▶ [WORK TO DO]:
Return all entries precisely as they stand, without the images.

▶ [EXCERPTED RECORDS]:
------------------------------------------------
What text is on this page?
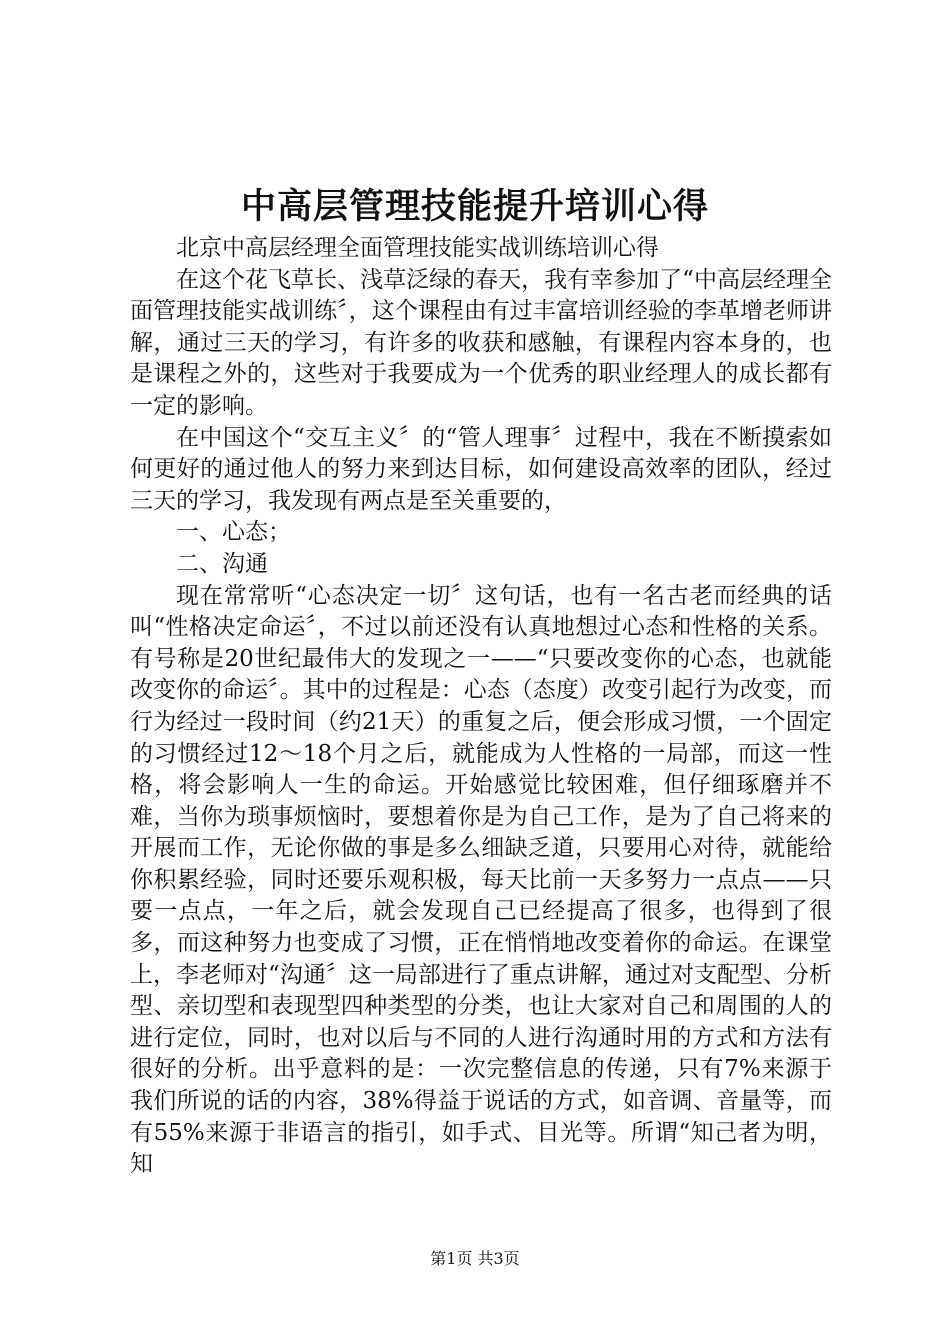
中高层管理技能提升培训心得

北京中高层经理全面管理技能实战训练培训心得

在这个花飞草长、浅草泛绿的春天，我有幸参加了“中高层经理全面管理技能实战训练〞，这个课程由有过丰富培训经验的李革增老师讲解，通过三天的学习，有许多的收获和感触，有课程内容本身的，也是课程之外的，这些对于我要成为一个优秀的职业经理人的成长都有一定的影响。

在中国这个“交互主义〞的“管人理事〞过程中，我在不断摸索如何更好的通过他人的努力来到达目标，如何建设高效率的团队，经过三天的学习，我发现有两点是至关重要的，

一、心态；

二、沟通

现在常常听“心态决定一切〞这句话，也有一名古老而经典的话叫“性格决定命运〞，不过以前还没有认真地想过心态和性格的关系。有号称是20世纪最伟大的发现之一——“只要改变你的心态，也就能改变你的命运〞。其中的过程是：心态（态度）改变引起行为改变，而行为经过一段时间（约21天）的重复之后，便会形成习惯，一个固定的习惯经过12～18个月之后，就能成为人性格的一局部，而这一性格，将会影响人一生的命运。开始感觉比较困难，但仔细琢磨并不难，当你为琐事烦恼时，要想着你是为自己工作，是为了自己将来的开展而工作，无论你做的事是多么细缺乏道，只要用心对待，就能给你积累经验，同时还要乐观积极，每天比前一天多努力一点点——只要一点点，一年之后，就会发现自己已经提高了很多，也得到了很多，而这种努力也变成了习惯，正在悄悄地改变着你的命运。在课堂上，李老师对“沟通〞这一局部进行了重点讲解，通过对支配型、分析型、亲切型和表现型四种类型的分类，也让大家对自己和周围的人的进行定位，同时，也对以后与不同的人进行沟通时用的方式和方法有很好的分析。出乎意料的是：一次完整信息的传递，只有7%来源于我们所说的话的内容，38%得益于说话的方式，如音调、音量等，而有55%来源于非语言的指引，如手式、目光等。所谓“知己者为明，知

第1页 共3页
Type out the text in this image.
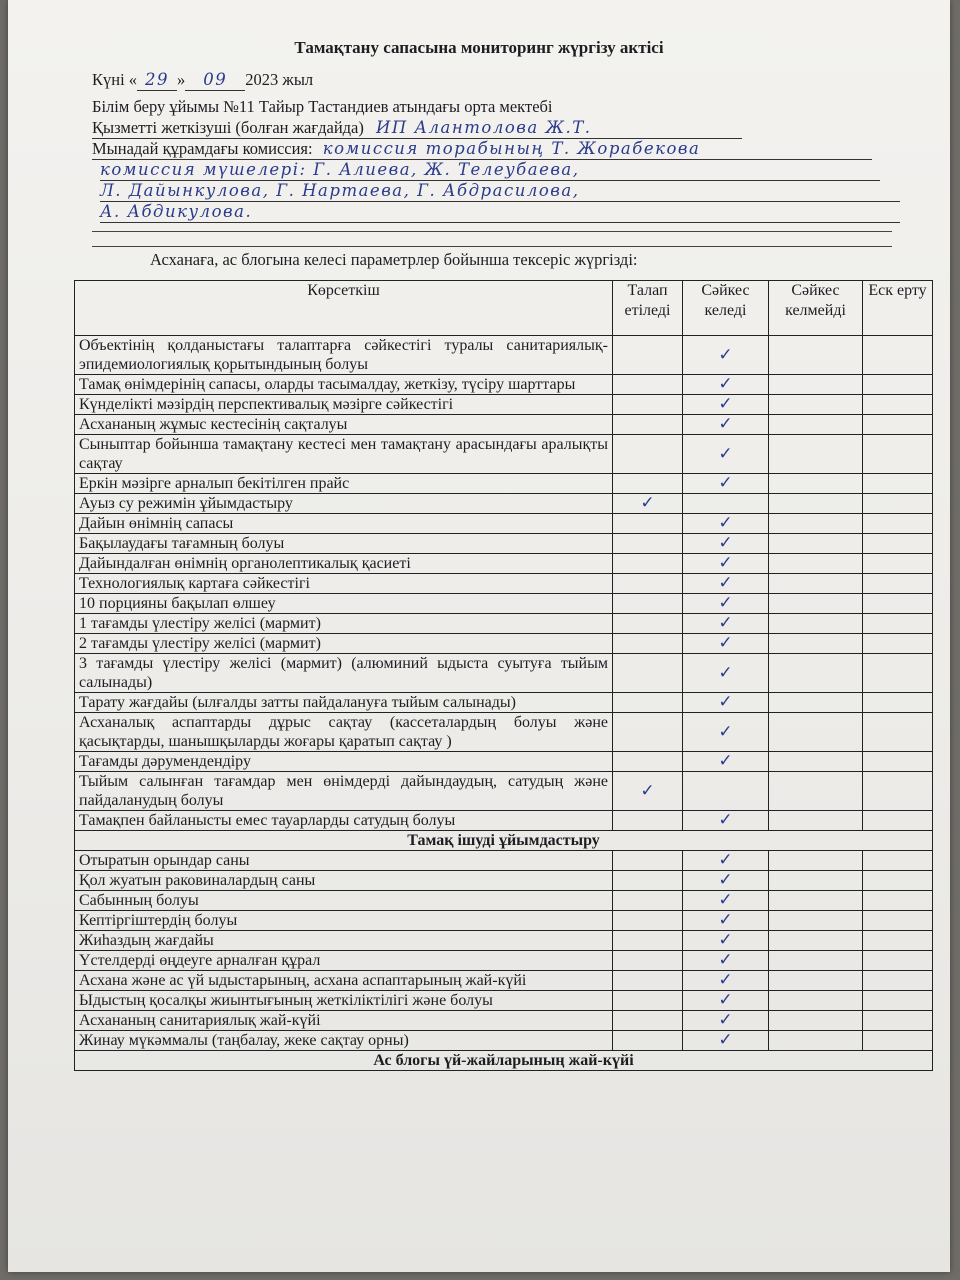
Тамақтану сапасына мониторинг жүргізу актісі
Күні « 29 » 09 2023 жыл
Білім беру ұйымы №11 Тайыр Тастандиев атындағы орта мектебі
Қызметті жеткізуші (болған жағдайда) ИП Алантолова Ж.Т.
Мынадай құрамдағы комиссия: комиссия торабының Т. Жорабековa
комиссия мүшелері: Г. Алиева, Ж. Телеубаева,
Л. Дайынкулова, Г. Нартаева, Г. Абдрасилова,
А. Абдикулова.
Асханаға, ас блогына келесі параметрлер бойынша тексеріс жүргізді:
Көрсеткіш	Талап етіледі	Сәйкес келеді	Сәйкес келмейді	Еск ерту
Объектінің қолданыстағы талаптарға сәйкестігі туралы санитариялық-эпидемиологиялық қорытындының болуы		✓		
Тамақ өнімдерінің сапасы, оларды тасымалдау, жеткізу, түсіру шарттары		✓		
Күнделікті мәзірдің перспективалық мәзірге сәйкестігі		✓		
Асхананың жұмыс кестесінің сақталуы		✓		
Сыныптар бойынша тамақтану кестесі мен тамақтану арасындағы аралықты сақтау		✓		
Еркін мәзірге арналып бекітілген прайс		✓		
Ауыз су режимін ұйымдастыру	✓			
Дайын өнімнің сапасы		✓		
Бақылаудағы тағамның болуы		✓		
Дайындалған өнімнің органолептикалық қасиеті		✓		
Технологиялық картаға сәйкестігі		✓		
10 порцияны бақылап өлшеу		✓		
1 тағамды үлестіру желісі (мармит)		✓		
2 тағамды үлестіру желісі (мармит)		✓		
3 тағамды үлестіру желісі (мармит) (алюминий ыдыста суытуға тыйым салынады)		✓		
Тарату жағдайы (ылғалды затты пайдалануға тыйым салынады)		✓		
Асханалық аспаптарды дұрыс сақтау (кассеталардың болуы және қасықтарды, шанышқыларды жоғары қаратып сақтау )		✓		
Тағамды дәрумендендіру		✓		
Тыйым салынған тағамдар мен өнімдерді дайындаудың, сатудың және пайдаланудың болуы	✓			
Тамақпен байланысты емес тауарларды сатудың болуы		✓		
Тамақ ішуді ұйымдастыру				
Отыратын орындар саны		✓		
Қол жуатын раковиналардың саны		✓		
Сабынның болуы		✓		
Кептіргіштердің болуы		✓		
Жиһаздың жағдайы		✓		
Үстелдерді өңдеуге арналған құрал		✓		
Асхана және ас үй ыдыстарының, асхана аспаптарының жай-күйі		✓		
Ыдыстың қосалқы жиынтығының жеткіліктілігі және болуы		✓		
Асхананың санитариялық жай-күйі		✓		
Жинау мүкәммалы (таңбалау, жеке сақтау орны)		✓		
Ас блогы үй-жайларының жай-күйі				
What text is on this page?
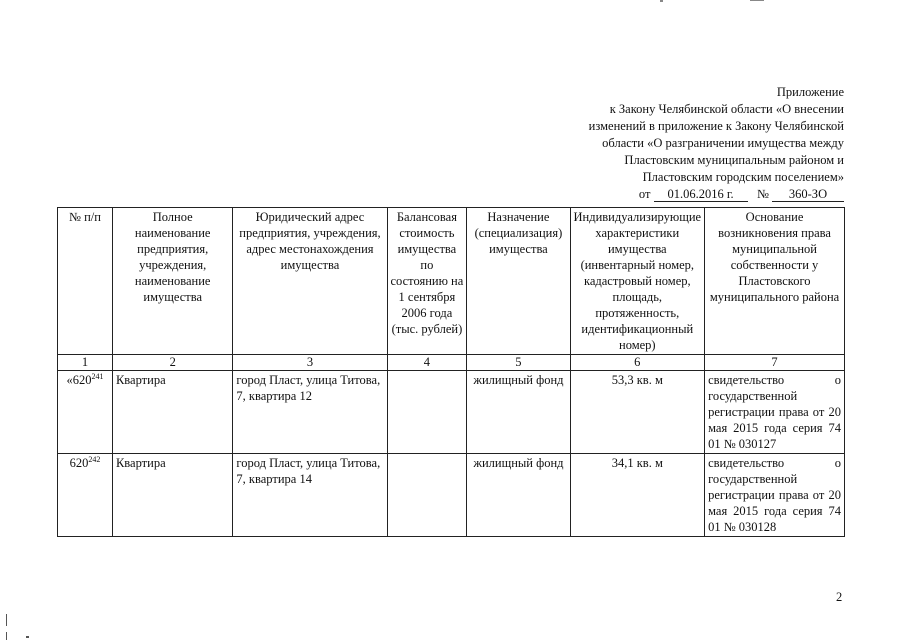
Приложение
к Закону Челябинской области «О внесении
изменений в приложение к Закону Челябинской
области «О разграничении имущества между
Пластовским муниципальным районом и
Пластовским городским поселением»
от 01.06.2016 г. № 360-ЗО
№ п/п	Полное наименование предприятия, учреждения, наименование имущества	Юридический адрес предприятия, учреждения, адрес местонахождения имущества	Балансовая стоимость имущества по состоянию на 1 сентября 2006 года (тыс. рублей)	Назначение (специализация) имущества	Индивидуализирующие характеристики имущества (инвентарный номер, кадастровый номер, площадь, протяженность, идентификационный номер)	Основание возникновения права муниципальной собственности у Пластовского муниципального района
1	2	3	4	5	6	7
«$620^{241}$	Квартира	город Пласт, улица Титова, 7, квартира 12		жилищный фонд	53,3 кв. м	свидетельство о государственной регистрации права от 20 мая 2015 года серия 74 01 № 030127
$620^{242}$	Квартира	город Пласт, улица Титова, 7, квартира 14		жилищный фонд	34,1 кв. м	свидетельство о государственной регистрации права от 20 мая 2015 года серия 74 01 № 030128
2
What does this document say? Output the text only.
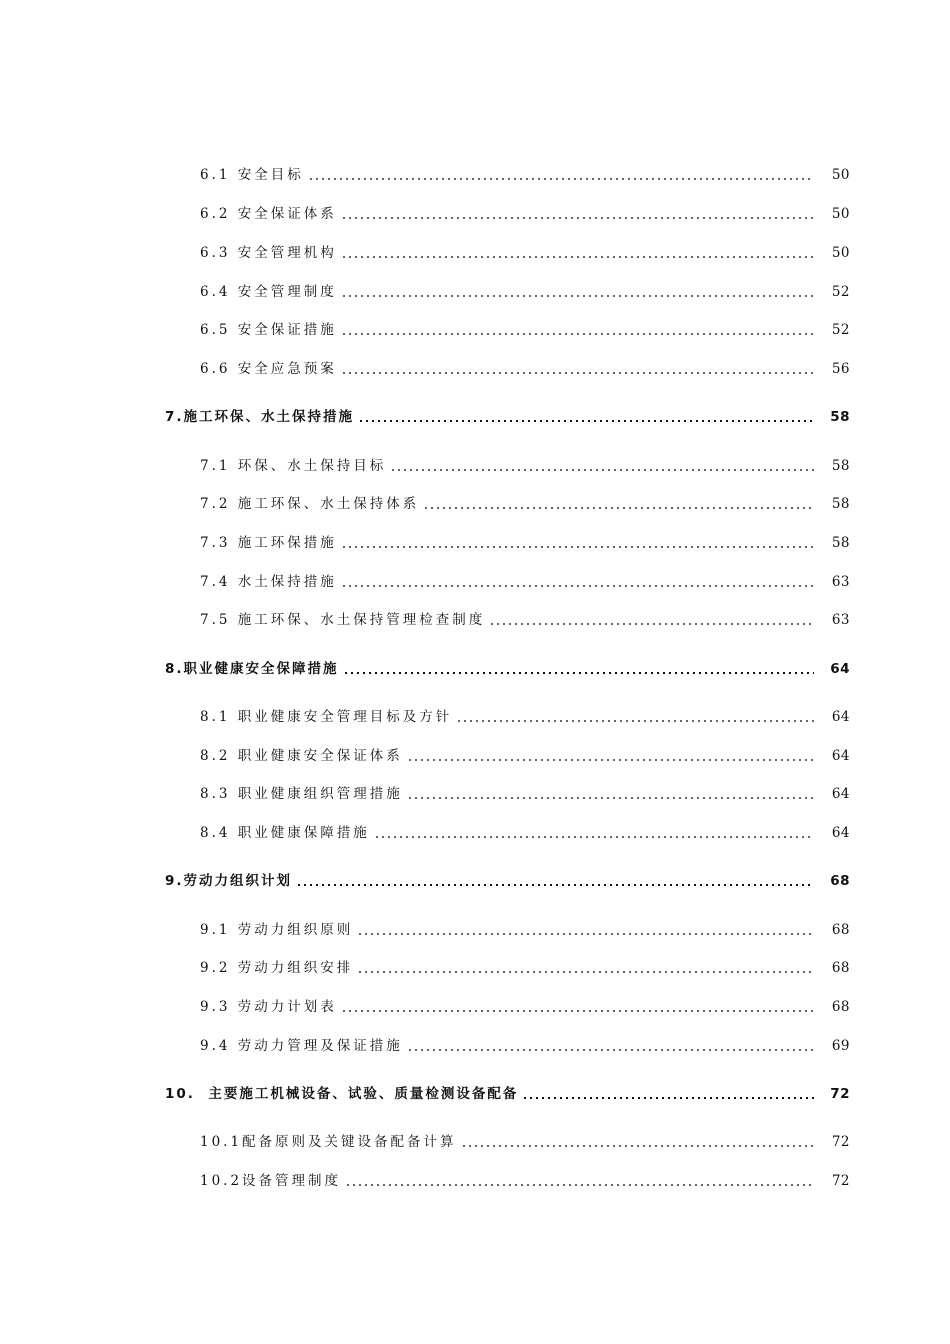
6.1 安全目标	50
6.2 安全保证体系	50
6.3 安全管理机构	50
6.4 安全管理制度	52
6.5 安全保证措施	52
6.6 安全应急预案	56
7.施工环保、水土保持措施	58
7.1 环保、水土保持目标	58
7.2 施工环保、水土保持体系	58
7.3 施工环保措施	58
7.4 水土保持措施	63
7.5 施工环保、水土保持管理检查制度	63
8.职业健康安全保障措施	64
8.1 职业健康安全管理目标及方针	64
8.2 职业健康安全保证体系	64
8.3 职业健康组织管理措施	64
8.4 职业健康保障措施	64
9.劳动力组织计划	68
9.1 劳动力组织原则	68
9.2 劳动力组织安排	68
9.3 劳动力计划表	68
9.4 劳动力管理及保证措施	69
10.  主要施工机械设备、试验、质量检测设备配备	72
10.1配备原则及关键设备配备计算	72
10.2设备管理制度	72
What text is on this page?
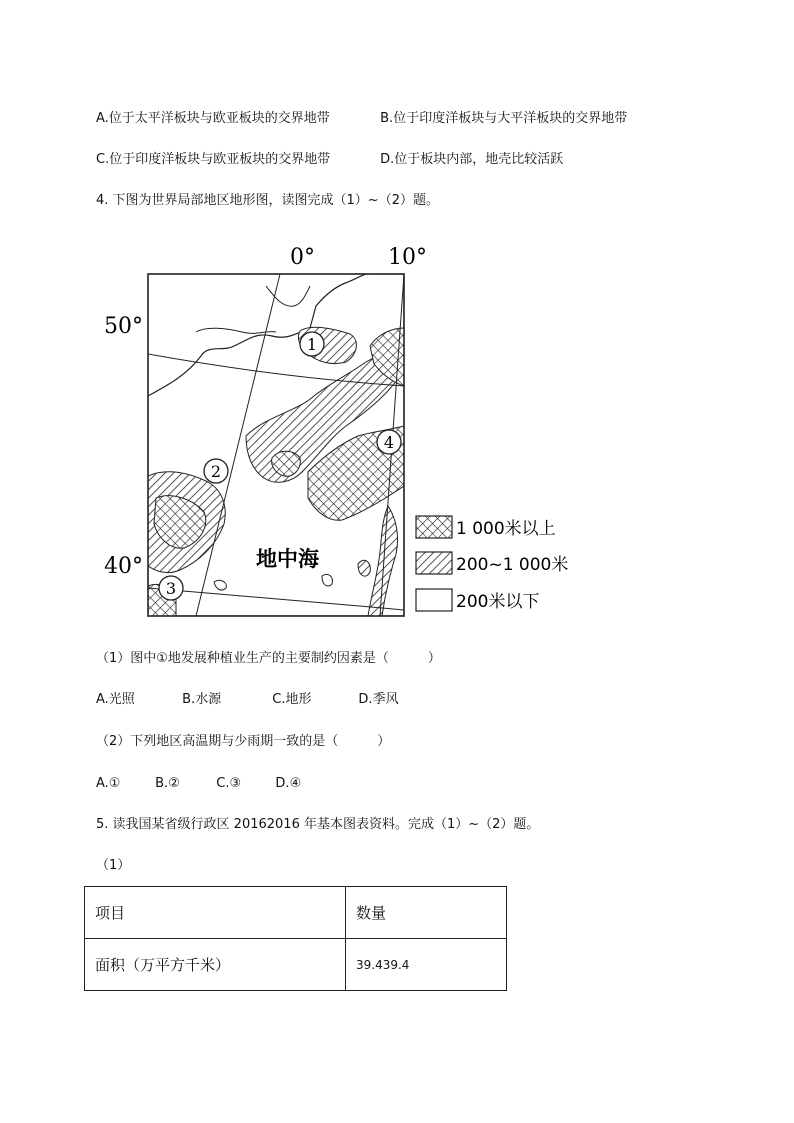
A.位于太平洋板块与欧亚板块的交界地带	B.位于印度洋板块与大平洋板块的交界地带
C.位于印度洋板块与欧亚板块的交界地带	D.位于板块内部，地壳比较活跃
4. 下图为世界局部地区地形图，读图完成（1）~（2）题。
0°	10°
50°
40°	地中海
1
2
3
4
1 000米以上
200~1 000米
200米以下
（1）图中①地发展种植业生产的主要制约因素是（　　　）
A.光照	B.水源	C.地形	D.季风
（2）下列地区高温期与少雨期一致的是（　　　）
A.①	B.②	C.③	D.④
5. 读我国某省级行政区 20162016 年基本图表资料。完成（1）~（2）题。
（1）
项目	数量
面积（万平方千米）	39.439.4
------------------------------------------------
▶ [WRITTEN ANSWER]:
What text is on this page?
中高层管理技能提升培训心得

北京中高层经理全面管理技能实战训练培训心得

在这个花飞草长、浅草泛绿的春天，我有幸参加了“中高层经理全面管理技能实战训练〞，这个课程由有过丰富培训经验的李革增老师讲解，通过三天的学习，有许多的收获和感触，有课程内容本身的，也是课程之外的，这些对于我要成为一个优秀的职业经理人的成长都有一定的影响。

在中国这个“交互主义〞的“管人理事〞过程中，我在不断摸索如何更好的通过他人的努力来到达目标，如何建设高效率的团队，经过三天的学习，我发现有两点是至关重要的，

一、心态；

二、沟通

现在常常听“心态决定一切〞这句话，也有一名古老而经典的话叫“性格决定命运〞，不过以前还没有认真地想过心态和性格的关系。有号称是20世纪最伟大的发现之一——“只要改变你的心态，也就能改变你的命运〞。其中的过程是：心态（态度）改变引起行为改变，而行为经过一段时间（约21天）的重复之后，便会形成习惯，一个固定的习惯经过12～18个月之后，就能成为人性格的一局部，而这一性格，将会影响人一生的命运。开始感觉比较困难，但仔细琢磨并不难，当你为琐事烦恼时，要想着你是为自己工作，是为了自己将来的开展而工作，无论你做的事是多么细缺乏道，只要用心对待，就能给你积累经验，同时还要乐观积极，每天比前一天多努力一点点——只要一点点，一年之后，就会发现自己已经提高了很多，也得到了很多，而这种努力也变成了习惯，正在悄悄地改变着你的命运。在课堂上，李老师对“沟通〞这一局部进行了重点讲解，通过对支配型、分析型、亲切型和表现型四种类型的分类，也让大家对自己和周围的人的进行定位，同时，也对以后与不同的人进行沟通时用的方式和方法有很好的分析。出乎意料的是：一次完整信息的传递，只有7%来源于我们所说的话的内容，38%得益于说话的方式，如音调、音量等，而有55%来源于非语言的指引，如手式、目光等。所谓“知己者为明，知

第1页 共3页
Type out the text in this image.
Тамақтану сапасына мониторинг жүргізу актісі
Күні « 29 » 09 2023 жыл
Білім беру ұйымы №11 Тайыр Тастандиев атындағы орта мектебі
Қызметті жеткізуші (болған жағдайда) ИП Алантолова Ж.Т.
Мынадай құрамдағы комиссия: комиссия торабының Т. Жорабековa
комиссия мүшелері: Г. Алиева, Ж. Телеубаева,
Л. Дайынкулова, Г. Нартаева, Г. Абдрасилова,
А. Абдикулова.
Асханаға, ас блогына келесі параметрлер бойынша тексеріс жүргізді:
Көрсеткіш	Талап етіледі	Сәйкес келеді	Сәйкес келмейді	Еск ерту
Объектінің қолданыстағы талаптарға сәйкестігі туралы санитариялық-эпидемиологиялық қорытындының болуы		✓		
Тамақ өнімдерінің сапасы, оларды тасымалдау, жеткізу, түсіру шарттары		✓		
Күнделікті мәзірдің перспективалық мәзірге сәйкестігі		✓		
Асхананың жұмыс кестесінің сақталуы		✓		
Сыныптар бойынша тамақтану кестесі мен тамақтану арасындағы аралықты сақтау		✓		
Еркін мәзірге арналып бекітілген прайс		✓		
Ауыз су режимін ұйымдастыру	✓			
Дайын өнімнің сапасы		✓		
Бақылаудағы тағамның болуы		✓		
Дайындалған өнімнің органолептикалық қасиеті		✓		
Технологиялық картаға сәйкестігі		✓		
10 порцияны бақылап өлшеу		✓		
1 тағамды үлестіру желісі (мармит)		✓		
2 тағамды үлестіру желісі (мармит)		✓		
3 тағамды үлестіру желісі (мармит) (алюминий ыдыста суытуға тыйым салынады)		✓		
Тарату жағдайы (ылғалды затты пайдалануға тыйым салынады)		✓		
Асханалық аспаптарды дұрыс сақтау (кассеталардың болуы және қасықтарды, шанышқыларды жоғары қаратып сақтау )		✓		
Тағамды дәрумендендіру		✓		
Тыйым салынған тағамдар мен өнімдерді дайындаудың, сатудың және пайдаланудың болуы	✓			
Тамақпен байланысты емес тауарларды сатудың болуы		✓		
Тамақ ішуді ұйымдастыру				
Отыратын орындар саны		✓		
Қол жуатын раковиналардың саны		✓		
Сабынның болуы		✓		
Кептіргіштердің болуы		✓		
Жиһаздың жағдайы		✓		
Үстелдерді өңдеуге арналған құрал		✓		
Асхана және ас үй ыдыстарының, асхана аспаптарының жай-күйі		✓		
Ыдыстың қосалқы жиынтығының жеткіліктілігі және болуы		✓		
Асхананың санитариялық жай-күйі		✓		
Жинау мүкәммалы (таңбалау, жеке сақтау орны)		✓		
Ас блогы үй-жайларының жай-күйі				
What text is on this page?
Приложение
к Закону Челябинской области «О внесении
изменений в приложение к Закону Челябинской
области «О разграничении имущества между
Пластовским муниципальным районом и
Пластовским городским поселением»
от 01.06.2016 г. № 360-ЗО
№ п/п	Полное наименование предприятия, учреждения, наименование имущества	Юридический адрес предприятия, учреждения, адрес местонахождения имущества	Балансовая стоимость имущества по состоянию на 1 сентября 2006 года (тыс. рублей)	Назначение (специализация) имущества	Индивидуализирующие характеристики имущества (инвентарный номер, кадастровый номер, площадь, протяженность, идентификационный номер)	Основание возникновения права муниципальной собственности у Пластовского муниципального района
1	2	3	4	5	6	7
«$620^{241}$	Квартира	город Пласт, улица Титова, 7, квартира 12		жилищный фонд	53,3 кв. м	свидетельство о государственной регистрации права от 20 мая 2015 года серия 74 01 № 030127
$620^{242}$	Квартира	город Пласт, улица Титова, 7, квартира 14		жилищный фонд	34,1 кв. м	свидетельство о государственной регистрации права от 20 мая 2015 года серия 74 01 № 030128
2
What does this document say? Output the text only.
6.1 安全目标	50
6.2 安全保证体系	50
6.3 安全管理机构	50
6.4 安全管理制度	52
6.5 安全保证措施	52
6.6 安全应急预案	56
7.施工环保、水土保持措施	58
7.1 环保、水土保持目标	58
7.2 施工环保、水土保持体系	58
7.3 施工环保措施	58
7.4 水土保持措施	63
7.5 施工环保、水土保持管理检查制度	63
8.职业健康安全保障措施	64
8.1 职业健康安全管理目标及方针	64
8.2 职业健康安全保证体系	64
8.3 职业健康组织管理措施	64
8.4 职业健康保障措施	64
9.劳动力组织计划	68
9.1 劳动力组织原则	68
9.2 劳动力组织安排	68
9.3 劳动力计划表	68
9.4 劳动力管理及保证措施	69
10.  主要施工机械设备、试验、质量检测设备配备	72
10.1配备原则及关键设备配备计算	72
10.2设备管理制度	72
What text is on this page?
A.位于太平洋板块与欧亚板块的交界地带	B.位于印度洋板块与大平洋板块的交界地带
C.位于印度洋板块与欧亚板块的交界地带	D.位于板块内部，地壳比较活跃
4. 下图为世界局部地区地形图，读图完成（1）~（2）题。
0°	10°
50°
40°	地中海
1
2
3
4
1 000米以上
200~1 000米
200米以下
（1）图中①地发展种植业生产的主要制约因素是（　　　）
A.光照	B.水源	C.地形	D.季风
（2）下列地区高温期与少雨期一致的是（　　　）
A.①	B.②	C.③	D.④
5. 读我国某省级行政区 20162016 年基本图表资料。完成（1）~（2）题。
（1）
项目	数量
面积（万平方千米）	39.439.4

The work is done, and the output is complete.